> [DIRECTIONS] Pick out each line containing the string "this".

> [RECORD EXTRACTS]
_____
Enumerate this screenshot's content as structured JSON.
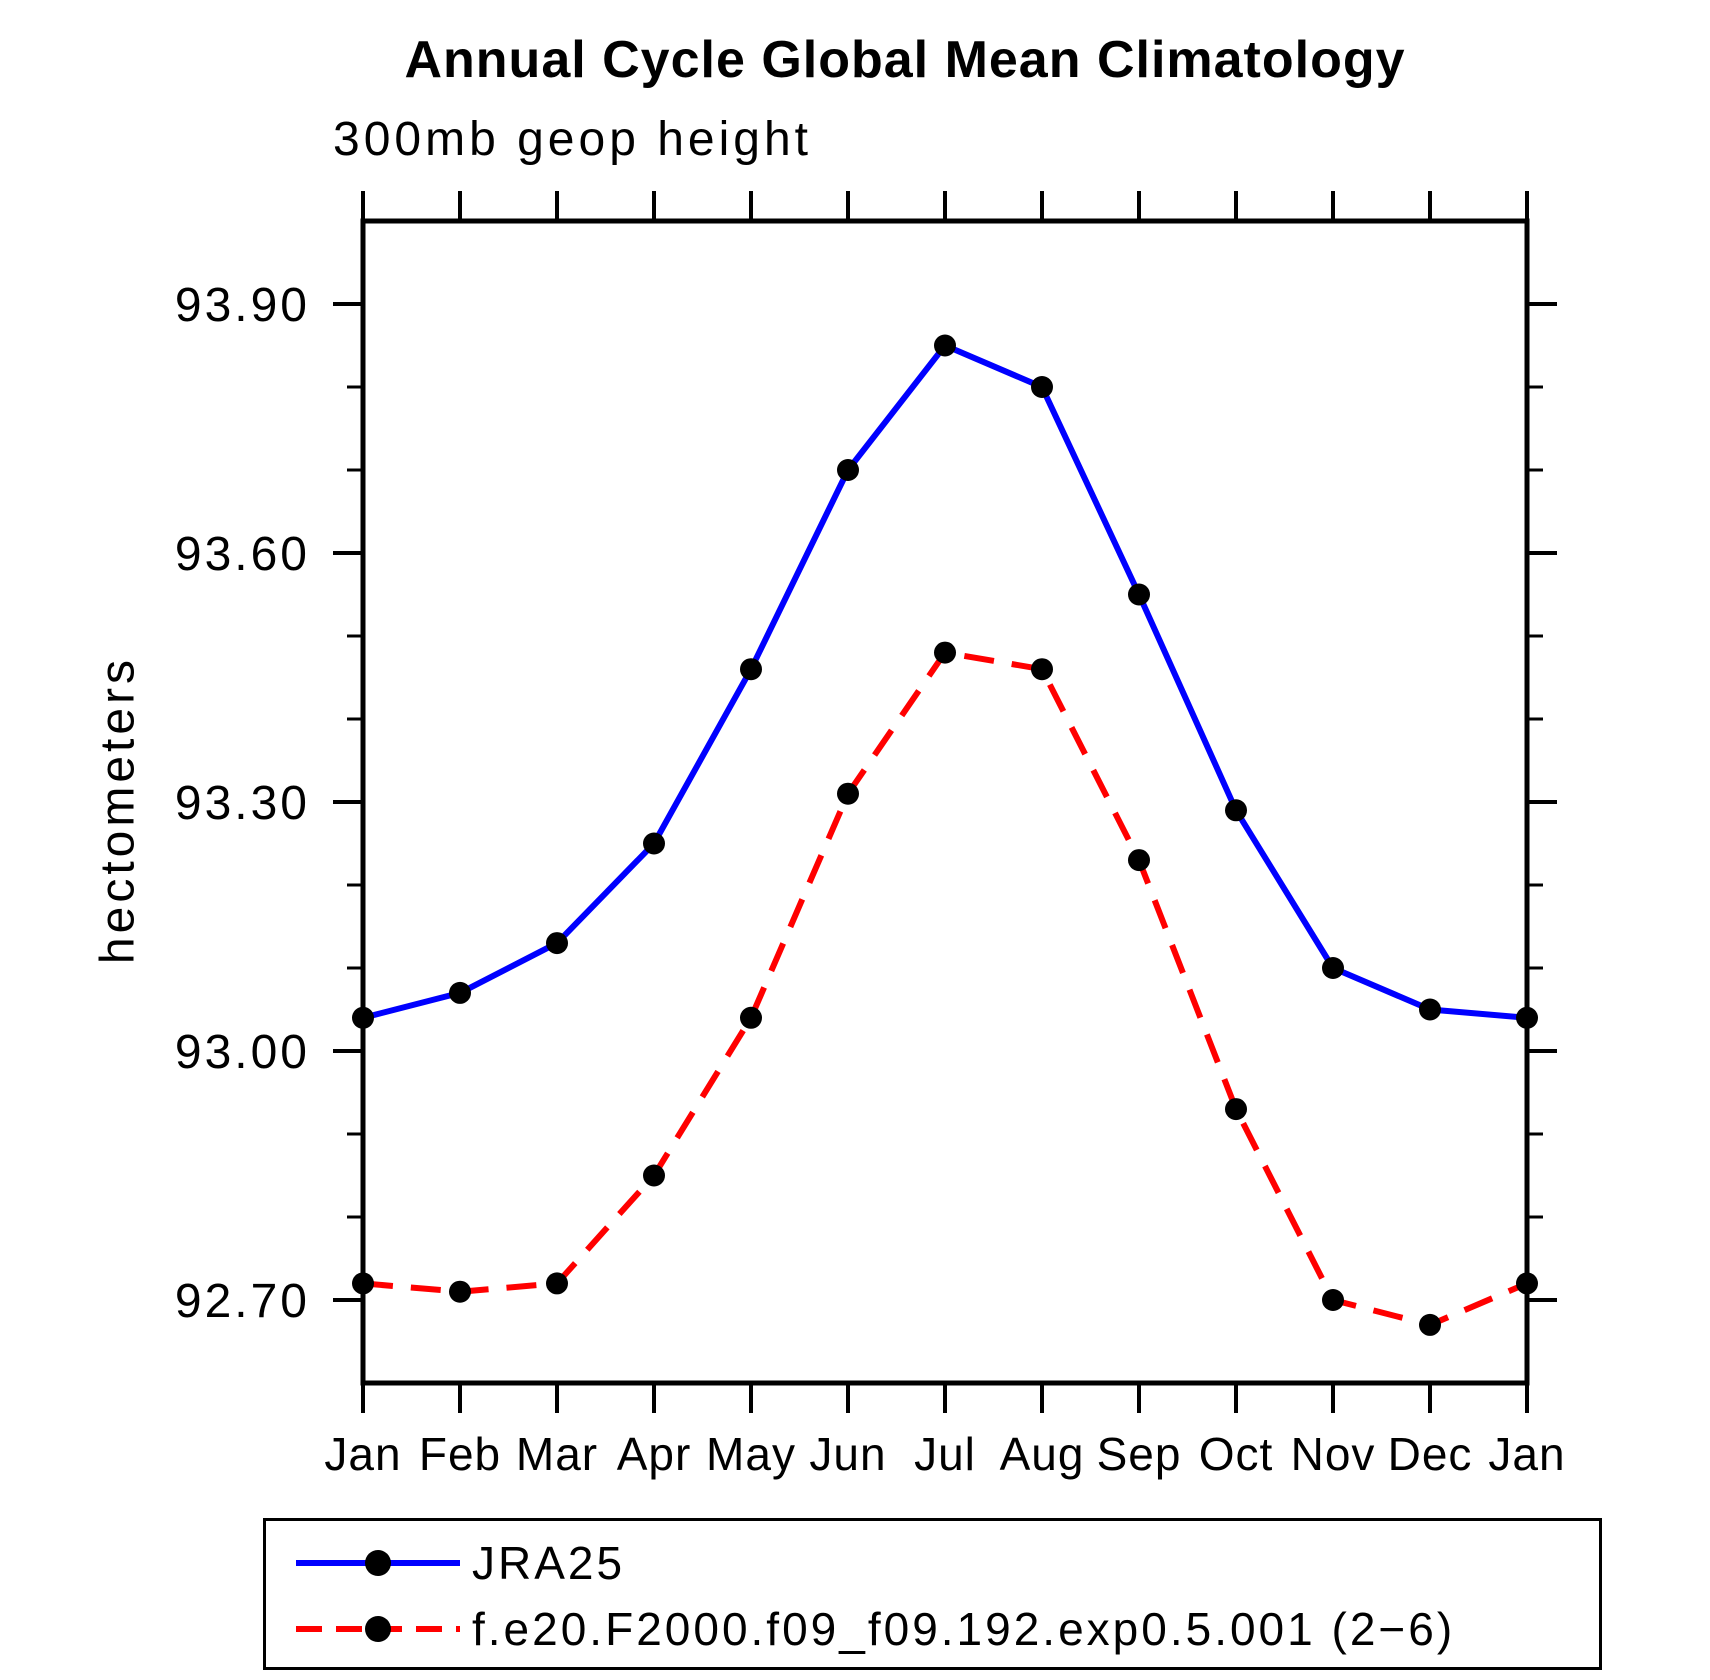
{
  "chart_data": {
    "type": "line",
    "title": "Annual Cycle Global Mean Climatology",
    "subtitle": "300mb geop height",
    "ylabel": "hectometers",
    "xlabel": "",
    "categories": [
      "Jan",
      "Feb",
      "Mar",
      "Apr",
      "May",
      "Jun",
      "Jul",
      "Aug",
      "Sep",
      "Oct",
      "Nov",
      "Dec",
      "Jan"
    ],
    "ylim": [
      92.6,
      94.0
    ],
    "ytick_major": [
      92.7,
      93.0,
      93.3,
      93.6,
      93.9
    ],
    "ytick_major_labels": [
      "92.70",
      "93.00",
      "93.30",
      "93.60",
      "93.90"
    ],
    "ytick_minor_step": 0.1,
    "grid": false,
    "legend_position": "bottom",
    "axis_color": "#000000",
    "series": [
      {
        "name": "JRA25",
        "color": "#0000ff",
        "style": "solid",
        "marker": "circle",
        "marker_color": "#000000",
        "values": [
          93.04,
          93.07,
          93.13,
          93.25,
          93.46,
          93.7,
          93.85,
          93.8,
          93.55,
          93.29,
          93.1,
          93.05,
          93.04
        ]
      },
      {
        "name": "f.e20.F2000.f09_f09.192.exp0.5.001 (2−6)",
        "color": "#ff0000",
        "style": "dashed",
        "marker": "circle",
        "marker_color": "#000000",
        "values": [
          92.72,
          92.71,
          92.72,
          92.85,
          93.04,
          93.31,
          93.48,
          93.46,
          93.23,
          92.93,
          92.7,
          92.67,
          92.72
        ]
      }
    ]
  }
}
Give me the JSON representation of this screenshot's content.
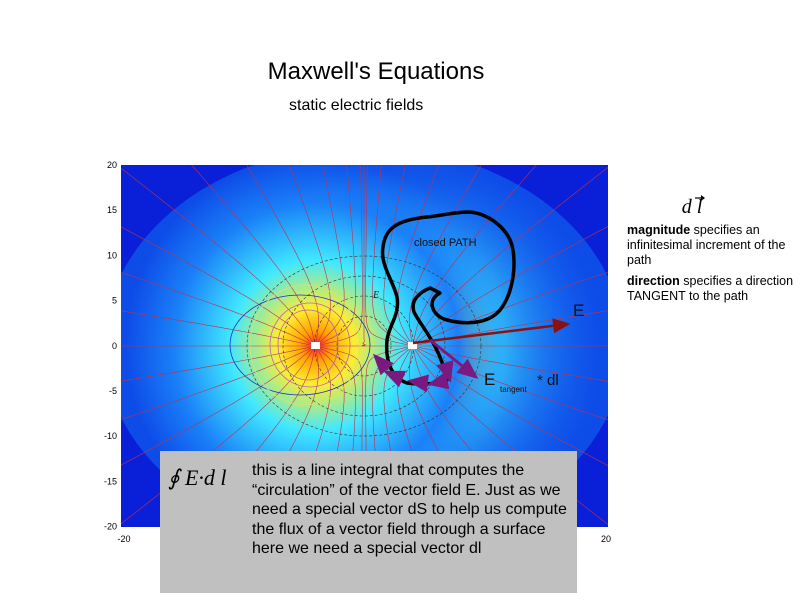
{
  "slide": {
    "title": "Maxwell's Equations",
    "subtitle": "static electric fields"
  },
  "plot": {
    "y_ticks": [
      "20",
      "15",
      "10",
      "5",
      "0",
      "-5",
      "-10",
      "-15",
      "-20"
    ],
    "x_ticks": [
      "-20",
      "20"
    ],
    "labels": {
      "closed_path": "closed PATH",
      "e_vec": "E",
      "e": "E",
      "e_tangent_main": "E",
      "e_tangent_sub": "tangent",
      "dl": "* dl"
    },
    "colors": {
      "background": "#0a1fd8",
      "field_lines": "#c03050",
      "path": "#000000",
      "e_arrow": "#8b1010",
      "tangent_arrow": "#7a1a80"
    },
    "charges_x": [
      -4,
      4
    ]
  },
  "side": {
    "symbol": "d l",
    "magnitude_bold": "magnitude",
    "magnitude_text": " specifies an infinitesimal increment of the path",
    "direction_bold": "direction",
    "direction_text": " specifies a direction TANGENT to the path"
  },
  "box": {
    "formula": "∮ E·d l",
    "text": "this is a line integral that computes the “circulation” of the vector field E.  Just as we need a special vector dS to help us compute the flux of a vector field through a surface here we need a special vector dl"
  }
}
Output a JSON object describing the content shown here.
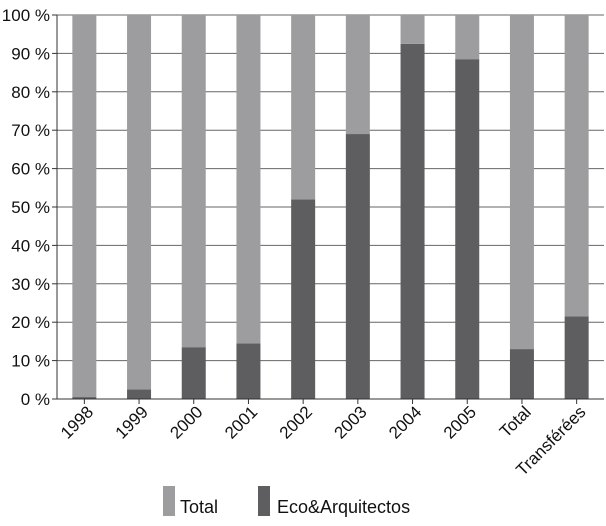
{
  "chart_data": {
    "type": "bar",
    "stacked": true,
    "categories": [
      "1998",
      "1999",
      "2000",
      "2001",
      "2002",
      "2003",
      "2004",
      "2005",
      "Total",
      "Transférées"
    ],
    "series": [
      {
        "name": "Eco&Arquitectos",
        "color": "#5e5e60",
        "values": [
          0.5,
          2.5,
          13.5,
          14.5,
          52,
          69,
          92.5,
          88.5,
          13,
          21.5
        ]
      },
      {
        "name": "Total",
        "color": "#9d9d9f",
        "values": [
          99.5,
          97.5,
          86.5,
          85.5,
          48,
          31,
          7.5,
          11.5,
          87,
          78.5
        ]
      }
    ],
    "y_ticks": [
      "0 %",
      "10 %",
      "20 %",
      "30 %",
      "40 %",
      "50 %",
      "60 %",
      "70 %",
      "80 %",
      "90 %",
      "100 %"
    ],
    "ylim": [
      0,
      100
    ],
    "grid": true,
    "legend_position": "bottom",
    "legend": [
      {
        "name": "Total",
        "color": "#9d9d9f"
      },
      {
        "name": "Eco&Arquitectos",
        "color": "#5e5e60"
      }
    ]
  }
}
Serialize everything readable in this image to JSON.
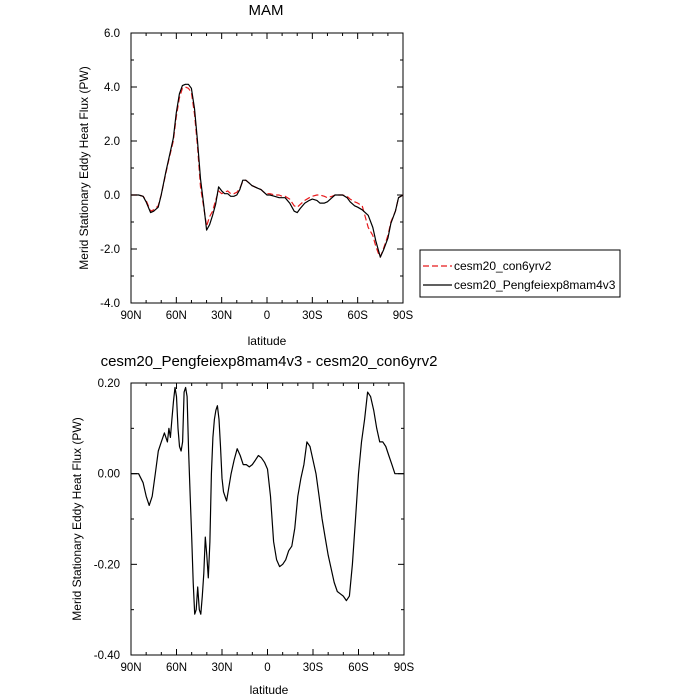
{
  "chart_data": [
    {
      "type": "line",
      "title": "MAM",
      "xlabel": "latitude",
      "ylabel": "Merid Stationary Eddy Heat Flux (PW)",
      "xlim": [
        90,
        -90
      ],
      "ylim": [
        -4.0,
        6.0
      ],
      "x_ticks": [
        90,
        60,
        30,
        0,
        -30,
        -60,
        -90
      ],
      "x_tick_labels": [
        "90N",
        "60N",
        "30N",
        "0",
        "30S",
        "60S",
        "90S"
      ],
      "y_ticks": [
        -4,
        -2,
        0,
        2,
        4,
        6
      ],
      "y_tick_labels": [
        "-4.0",
        "-2.0",
        "0.0",
        "2.0",
        "4.0",
        "6.0"
      ],
      "legend": "outside-right",
      "series": [
        {
          "name": "cesm20_con6yrv2",
          "color": "#e8191b",
          "dash": "dashed",
          "x": [
            90,
            85,
            82,
            80,
            77,
            75,
            72,
            70,
            67,
            65,
            62,
            60,
            58,
            56,
            54,
            52,
            50,
            48,
            46,
            44,
            42,
            40,
            38,
            36,
            34,
            32,
            30,
            28,
            26,
            24,
            22,
            20,
            18,
            16,
            14,
            12,
            10,
            8,
            6,
            4,
            2,
            0,
            -2,
            -5,
            -8,
            -10,
            -12,
            -15,
            -18,
            -20,
            -22,
            -25,
            -28,
            -30,
            -33,
            -35,
            -38,
            -40,
            -43,
            -45,
            -48,
            -50,
            -53,
            -55,
            -58,
            -60,
            -63,
            -65,
            -67,
            -70,
            -72,
            -74,
            -75,
            -77,
            -80,
            -82,
            -85,
            -87,
            -90
          ],
          "values": [
            0.0,
            0.0,
            -0.05,
            -0.2,
            -0.6,
            -0.55,
            -0.4,
            0.0,
            0.8,
            1.3,
            2.0,
            2.9,
            3.6,
            3.95,
            4.0,
            3.95,
            3.8,
            3.0,
            1.8,
            0.3,
            -0.4,
            -1.15,
            -0.8,
            -0.6,
            -0.2,
            0.15,
            0.05,
            0.1,
            0.15,
            0.05,
            0.05,
            0.1,
            0.25,
            0.5,
            0.55,
            0.45,
            0.35,
            0.3,
            0.25,
            0.2,
            0.1,
            0.05,
            0.05,
            0.0,
            0.0,
            -0.05,
            -0.05,
            -0.15,
            -0.4,
            -0.45,
            -0.35,
            -0.2,
            -0.1,
            -0.05,
            0.0,
            0.0,
            -0.05,
            -0.1,
            -0.05,
            0.0,
            0.0,
            0.0,
            -0.05,
            -0.15,
            -0.25,
            -0.3,
            -0.4,
            -0.8,
            -1.2,
            -1.5,
            -1.9,
            -2.2,
            -2.3,
            -2.0,
            -1.5,
            -1.0,
            -0.6,
            -0.1,
            0.0
          ]
        },
        {
          "name": "cesm20_Pengfeiexp8mam4v3",
          "color": "#000000",
          "dash": "solid",
          "x": [
            90,
            85,
            82,
            80,
            77,
            75,
            72,
            70,
            67,
            65,
            62,
            60,
            58,
            56,
            54,
            52,
            50,
            48,
            46,
            44,
            42,
            40,
            38,
            36,
            34,
            32,
            30,
            28,
            26,
            24,
            22,
            20,
            18,
            16,
            14,
            12,
            10,
            8,
            6,
            4,
            2,
            0,
            -2,
            -5,
            -8,
            -10,
            -12,
            -15,
            -18,
            -20,
            -22,
            -25,
            -28,
            -30,
            -33,
            -35,
            -38,
            -40,
            -43,
            -45,
            -48,
            -50,
            -53,
            -55,
            -58,
            -60,
            -63,
            -65,
            -67,
            -70,
            -72,
            -74,
            -75,
            -77,
            -80,
            -82,
            -85,
            -87,
            -90
          ],
          "values": [
            0.0,
            0.0,
            -0.05,
            -0.25,
            -0.65,
            -0.6,
            -0.45,
            0.0,
            0.85,
            1.35,
            2.1,
            3.05,
            3.75,
            4.05,
            4.1,
            4.1,
            3.95,
            3.2,
            2.0,
            0.6,
            -0.3,
            -1.3,
            -1.1,
            -0.75,
            -0.35,
            0.3,
            0.15,
            0.05,
            0.05,
            -0.05,
            -0.05,
            0.0,
            0.2,
            0.55,
            0.55,
            0.45,
            0.35,
            0.3,
            0.25,
            0.2,
            0.1,
            0.0,
            0.0,
            -0.05,
            -0.1,
            -0.1,
            -0.1,
            -0.3,
            -0.6,
            -0.65,
            -0.5,
            -0.3,
            -0.2,
            -0.15,
            -0.2,
            -0.3,
            -0.3,
            -0.25,
            -0.1,
            0.0,
            0.0,
            0.0,
            -0.1,
            -0.25,
            -0.4,
            -0.45,
            -0.55,
            -0.65,
            -0.75,
            -1.2,
            -1.7,
            -2.1,
            -2.3,
            -2.05,
            -1.6,
            -1.05,
            -0.6,
            -0.1,
            0.0
          ]
        }
      ]
    },
    {
      "type": "line",
      "title": "cesm20_Pengfeiexp8mam4v3 - cesm20_con6yrv2",
      "xlabel": "latitude",
      "ylabel": "Merid Stationary Eddy Heat Flux (PW)",
      "xlim": [
        90,
        -90
      ],
      "ylim": [
        -0.4,
        0.2
      ],
      "x_ticks": [
        90,
        60,
        30,
        0,
        -30,
        -60,
        -90
      ],
      "x_tick_labels": [
        "90N",
        "60N",
        "30N",
        "0",
        "30S",
        "60S",
        "90S"
      ],
      "y_ticks": [
        -0.4,
        -0.2,
        0.0,
        0.2
      ],
      "y_tick_labels": [
        "-0.40",
        "-0.20",
        "0.00",
        "0.20"
      ],
      "series": [
        {
          "color": "#000000",
          "dash": "solid",
          "x": [
            90,
            85,
            82,
            80,
            78,
            76,
            74,
            72,
            70,
            68,
            66,
            65,
            64,
            63,
            62,
            61,
            60,
            59,
            58,
            57,
            56,
            55,
            54,
            53,
            52,
            51,
            50,
            49,
            48,
            47,
            46,
            45,
            44,
            43,
            42,
            41,
            40,
            39,
            38,
            37,
            36,
            35,
            34,
            33,
            32,
            31,
            30,
            29,
            28,
            27,
            26,
            25,
            24,
            22,
            20,
            18,
            16,
            14,
            12,
            10,
            8,
            6,
            4,
            2,
            0,
            -2,
            -4,
            -6,
            -8,
            -10,
            -12,
            -14,
            -16,
            -18,
            -20,
            -22,
            -24,
            -26,
            -28,
            -30,
            -32,
            -34,
            -36,
            -38,
            -40,
            -42,
            -44,
            -46,
            -48,
            -50,
            -52,
            -54,
            -56,
            -58,
            -60,
            -62,
            -64,
            -66,
            -68,
            -70,
            -72,
            -74,
            -76,
            -78,
            -80,
            -82,
            -84,
            -86,
            -88,
            -90
          ],
          "values": [
            0.0,
            0.0,
            -0.02,
            -0.05,
            -0.07,
            -0.05,
            0.0,
            0.05,
            0.07,
            0.09,
            0.07,
            0.1,
            0.08,
            0.12,
            0.16,
            0.19,
            0.17,
            0.1,
            0.06,
            0.05,
            0.07,
            0.18,
            0.19,
            0.17,
            0.05,
            -0.05,
            -0.14,
            -0.24,
            -0.31,
            -0.3,
            -0.25,
            -0.3,
            -0.31,
            -0.27,
            -0.22,
            -0.14,
            -0.18,
            -0.23,
            -0.15,
            0.0,
            0.08,
            0.12,
            0.14,
            0.15,
            0.12,
            0.06,
            -0.01,
            -0.04,
            -0.05,
            -0.06,
            -0.04,
            -0.02,
            0.0,
            0.03,
            0.055,
            0.04,
            0.02,
            0.02,
            0.015,
            0.02,
            0.03,
            0.04,
            0.035,
            0.025,
            0.01,
            -0.05,
            -0.15,
            -0.19,
            -0.205,
            -0.2,
            -0.19,
            -0.17,
            -0.16,
            -0.12,
            -0.05,
            -0.01,
            0.02,
            0.07,
            0.06,
            0.03,
            0.0,
            -0.05,
            -0.1,
            -0.14,
            -0.18,
            -0.21,
            -0.24,
            -0.26,
            -0.265,
            -0.27,
            -0.28,
            -0.27,
            -0.2,
            -0.1,
            0.0,
            0.07,
            0.12,
            0.18,
            0.17,
            0.14,
            0.1,
            0.07,
            0.07,
            0.06,
            0.04,
            0.02,
            0.0,
            0.0,
            0.0,
            0.0
          ]
        }
      ]
    }
  ]
}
_____
> [WRITTEN SOLUTION]
Enumerate this screenshot's content as structured JSON.
Give me the JSON representation of this screenshot's content.
    "text": "this is a line integral that computes the “circulation” of the vector field E.  Just as we need a special vector dS to help us compute the flux of a vector field through a surface here we need a special vector dl"
Serialize everything readable in this image to JSON.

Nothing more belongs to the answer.